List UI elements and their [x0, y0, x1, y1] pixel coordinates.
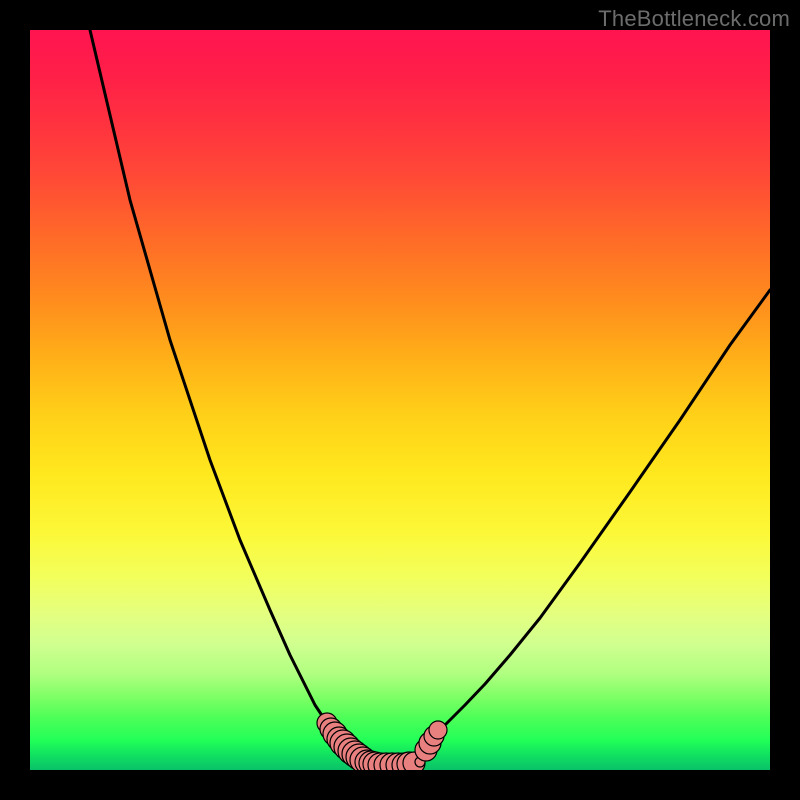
chart-svg [30, 30, 770, 770]
bottleneck-curve [90, 30, 770, 765]
data-marker [429, 721, 447, 739]
watermark-text: TheBottleneck.com [598, 6, 790, 32]
outer-frame: TheBottleneck.com [0, 0, 800, 800]
plot-area [30, 30, 770, 770]
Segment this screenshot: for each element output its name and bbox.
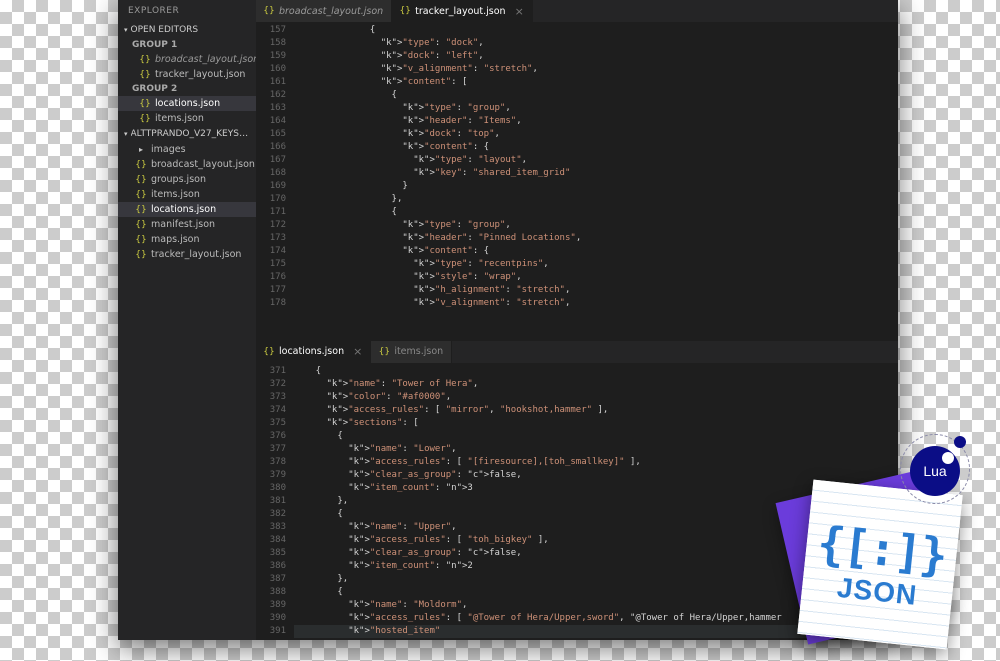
____________
▶ **DIRECTIONS FOR THIS TASK**: Can you give every line of the material above as a numbered list, with blank lines and the pictures left out?

▶ **REPLY TO THE TASK**:
1. List UI elements and their [x0, y0, x1, y1] pixel coordinates.
2. chart-svg [30, 30, 770, 770]
3. bottleneck-curve [90, 30, 770, 765]
4. data-marker [429, 721, 447, 739]
5. watermark-text: TheBottleneck.com [598, 6, 790, 32]
6. outer-frame: TheBottleneck.com [0, 0, 800, 800]
7. plot-area [30, 30, 770, 770]
8. Segment this screenshot: for each element output its name and bbox.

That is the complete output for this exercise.